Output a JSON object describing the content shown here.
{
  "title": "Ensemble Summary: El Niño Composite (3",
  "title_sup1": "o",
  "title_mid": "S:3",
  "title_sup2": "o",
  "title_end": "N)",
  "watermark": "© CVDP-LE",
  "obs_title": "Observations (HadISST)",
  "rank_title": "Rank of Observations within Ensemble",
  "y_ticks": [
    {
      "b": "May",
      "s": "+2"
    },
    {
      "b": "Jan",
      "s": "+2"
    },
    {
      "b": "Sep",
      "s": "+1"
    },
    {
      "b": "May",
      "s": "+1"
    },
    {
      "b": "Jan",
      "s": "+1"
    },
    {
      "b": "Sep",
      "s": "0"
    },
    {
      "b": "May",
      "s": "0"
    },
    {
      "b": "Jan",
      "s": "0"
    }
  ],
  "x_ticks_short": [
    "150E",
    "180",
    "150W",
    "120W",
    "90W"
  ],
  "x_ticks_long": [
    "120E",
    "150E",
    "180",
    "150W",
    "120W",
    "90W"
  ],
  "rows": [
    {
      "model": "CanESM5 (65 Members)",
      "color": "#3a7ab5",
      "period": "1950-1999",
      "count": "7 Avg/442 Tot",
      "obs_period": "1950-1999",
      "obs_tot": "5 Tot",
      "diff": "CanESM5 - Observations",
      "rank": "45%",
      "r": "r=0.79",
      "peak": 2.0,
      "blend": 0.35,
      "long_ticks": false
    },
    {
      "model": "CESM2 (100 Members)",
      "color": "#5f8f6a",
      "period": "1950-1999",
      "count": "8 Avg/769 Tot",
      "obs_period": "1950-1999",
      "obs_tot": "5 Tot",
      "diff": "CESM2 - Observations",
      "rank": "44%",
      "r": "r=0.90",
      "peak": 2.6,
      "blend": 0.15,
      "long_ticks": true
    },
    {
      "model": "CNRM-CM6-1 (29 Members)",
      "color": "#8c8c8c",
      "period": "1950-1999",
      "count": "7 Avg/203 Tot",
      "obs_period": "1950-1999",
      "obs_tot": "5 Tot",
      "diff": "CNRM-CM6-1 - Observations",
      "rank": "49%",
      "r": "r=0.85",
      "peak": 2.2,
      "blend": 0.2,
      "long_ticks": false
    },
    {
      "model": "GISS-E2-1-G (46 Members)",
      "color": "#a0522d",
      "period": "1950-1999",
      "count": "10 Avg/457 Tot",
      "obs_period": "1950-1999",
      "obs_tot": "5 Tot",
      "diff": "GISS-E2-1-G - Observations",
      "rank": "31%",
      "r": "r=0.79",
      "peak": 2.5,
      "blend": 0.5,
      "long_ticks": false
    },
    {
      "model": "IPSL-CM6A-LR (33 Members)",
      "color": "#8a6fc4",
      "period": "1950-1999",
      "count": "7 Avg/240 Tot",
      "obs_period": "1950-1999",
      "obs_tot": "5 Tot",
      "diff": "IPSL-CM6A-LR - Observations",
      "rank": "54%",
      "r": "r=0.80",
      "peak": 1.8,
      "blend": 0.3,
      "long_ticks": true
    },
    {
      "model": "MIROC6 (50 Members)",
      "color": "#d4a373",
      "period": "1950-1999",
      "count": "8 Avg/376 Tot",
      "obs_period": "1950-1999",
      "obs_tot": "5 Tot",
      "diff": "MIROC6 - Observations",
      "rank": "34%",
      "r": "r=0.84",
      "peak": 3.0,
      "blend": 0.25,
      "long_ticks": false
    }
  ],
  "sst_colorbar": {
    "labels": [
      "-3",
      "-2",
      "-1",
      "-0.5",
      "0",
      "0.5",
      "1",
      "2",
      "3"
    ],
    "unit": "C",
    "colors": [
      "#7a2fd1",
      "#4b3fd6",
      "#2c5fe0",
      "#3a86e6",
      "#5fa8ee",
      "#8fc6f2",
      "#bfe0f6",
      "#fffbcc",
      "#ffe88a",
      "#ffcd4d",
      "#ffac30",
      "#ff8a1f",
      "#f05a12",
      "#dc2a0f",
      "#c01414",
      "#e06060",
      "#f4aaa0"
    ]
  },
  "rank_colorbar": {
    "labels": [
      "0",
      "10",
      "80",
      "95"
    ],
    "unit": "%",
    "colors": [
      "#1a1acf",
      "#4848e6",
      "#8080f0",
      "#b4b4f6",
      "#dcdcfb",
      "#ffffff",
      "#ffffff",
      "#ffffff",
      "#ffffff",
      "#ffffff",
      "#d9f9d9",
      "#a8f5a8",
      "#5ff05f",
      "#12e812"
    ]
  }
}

:: TO BE DONE ::
Return the whole listing exactly.

:: TASK RESULT ::
Output a JSON object describing the content shown here.
{
  "title": "Ensemble Summary: El Niño Composite (3",
  "title_sup1": "o",
  "title_mid": "S:3",
  "title_sup2": "o",
  "title_end": "N)",
  "watermark": "© CVDP-LE",
  "obs_title": "Observations (HadISST)",
  "rank_title": "Rank of Observations within Ensemble",
  "y_ticks": [
    {
      "b": "May",
      "s": "+2"
    },
    {
      "b": "Jan",
      "s": "+2"
    },
    {
      "b": "Sep",
      "s": "+1"
    },
    {
      "b": "May",
      "s": "+1"
    },
    {
      "b": "Jan",
      "s": "+1"
    },
    {
      "b": "Sep",
      "s": "0"
    },
    {
      "b": "May",
      "s": "0"
    },
    {
      "b": "Jan",
      "s": "0"
    }
  ],
  "x_ticks_short": [
    "150E",
    "180",
    "150W",
    "120W",
    "90W"
  ],
  "x_ticks_long": [
    "120E",
    "150E",
    "180",
    "150W",
    "120W",
    "90W"
  ],
  "rows": [
    {
      "model": "CanESM5 (65 Members)",
      "color": "#3a7ab5",
      "period": "1950-1999",
      "count": "7 Avg/442 Tot",
      "obs_period": "1950-1999",
      "obs_tot": "5 Tot",
      "diff": "CanESM5 - Observations",
      "rank": "45%",
      "r": "r=0.79",
      "peak": 2.0,
      "blend": 0.35,
      "long_ticks": false
    },
    {
      "model": "CESM2 (100 Members)",
      "color": "#5f8f6a",
      "period": "1950-1999",
      "count": "8 Avg/769 Tot",
      "obs_period": "1950-1999",
      "obs_tot": "5 Tot",
      "diff": "CESM2 - Observations",
      "rank": "44%",
      "r": "r=0.90",
      "peak": 2.6,
      "blend": 0.15,
      "long_ticks": true
    },
    {
      "model": "CNRM-CM6-1 (29 Members)",
      "color": "#8c8c8c",
      "period": "1950-1999",
      "count": "7 Avg/203 Tot",
      "obs_period": "1950-1999",
      "obs_tot": "5 Tot",
      "diff": "CNRM-CM6-1 - Observations",
      "rank": "49%",
      "r": "r=0.85",
      "peak": 2.2,
      "blend": 0.2,
      "long_ticks": false
    },
    {
      "model": "GISS-E2-1-G (46 Members)",
      "color": "#a0522d",
      "period": "1950-1999",
      "count": "10 Avg/457 Tot",
      "obs_period": "1950-1999",
      "obs_tot": "5 Tot",
      "diff": "GISS-E2-1-G - Observations",
      "rank": "31%",
      "r": "r=0.79",
      "peak": 2.5,
      "blend": 0.5,
      "long_ticks": false
    },
    {
      "model": "IPSL-CM6A-LR (33 Members)",
      "color": "#8a6fc4",
      "period": "1950-1999",
      "count": "7 Avg/240 Tot",
      "obs_period": "1950-1999",
      "obs_tot": "5 Tot",
      "diff": "IPSL-CM6A-LR - Observations",
      "rank": "54%",
      "r": "r=0.80",
      "peak": 1.8,
      "blend": 0.3,
      "long_ticks": true
    },
    {
      "model": "MIROC6 (50 Members)",
      "color": "#d4a373",
      "period": "1950-1999",
      "count": "8 Avg/376 Tot",
      "obs_period": "1950-1999",
      "obs_tot": "5 Tot",
      "diff": "MIROC6 - Observations",
      "rank": "34%",
      "r": "r=0.84",
      "peak": 3.0,
      "blend": 0.25,
      "long_ticks": false
    }
  ],
  "sst_colorbar": {
    "labels": [
      "-3",
      "-2",
      "-1",
      "-0.5",
      "0",
      "0.5",
      "1",
      "2",
      "3"
    ],
    "unit": "C",
    "colors": [
      "#7a2fd1",
      "#4b3fd6",
      "#2c5fe0",
      "#3a86e6",
      "#5fa8ee",
      "#8fc6f2",
      "#bfe0f6",
      "#fffbcc",
      "#ffe88a",
      "#ffcd4d",
      "#ffac30",
      "#ff8a1f",
      "#f05a12",
      "#dc2a0f",
      "#c01414",
      "#e06060",
      "#f4aaa0"
    ]
  },
  "rank_colorbar": {
    "labels": [
      "0",
      "10",
      "80",
      "95"
    ],
    "unit": "%",
    "colors": [
      "#1a1acf",
      "#4848e6",
      "#8080f0",
      "#b4b4f6",
      "#dcdcfb",
      "#ffffff",
      "#ffffff",
      "#ffffff",
      "#ffffff",
      "#ffffff",
      "#d9f9d9",
      "#a8f5a8",
      "#5ff05f",
      "#12e812"
    ]
  }
}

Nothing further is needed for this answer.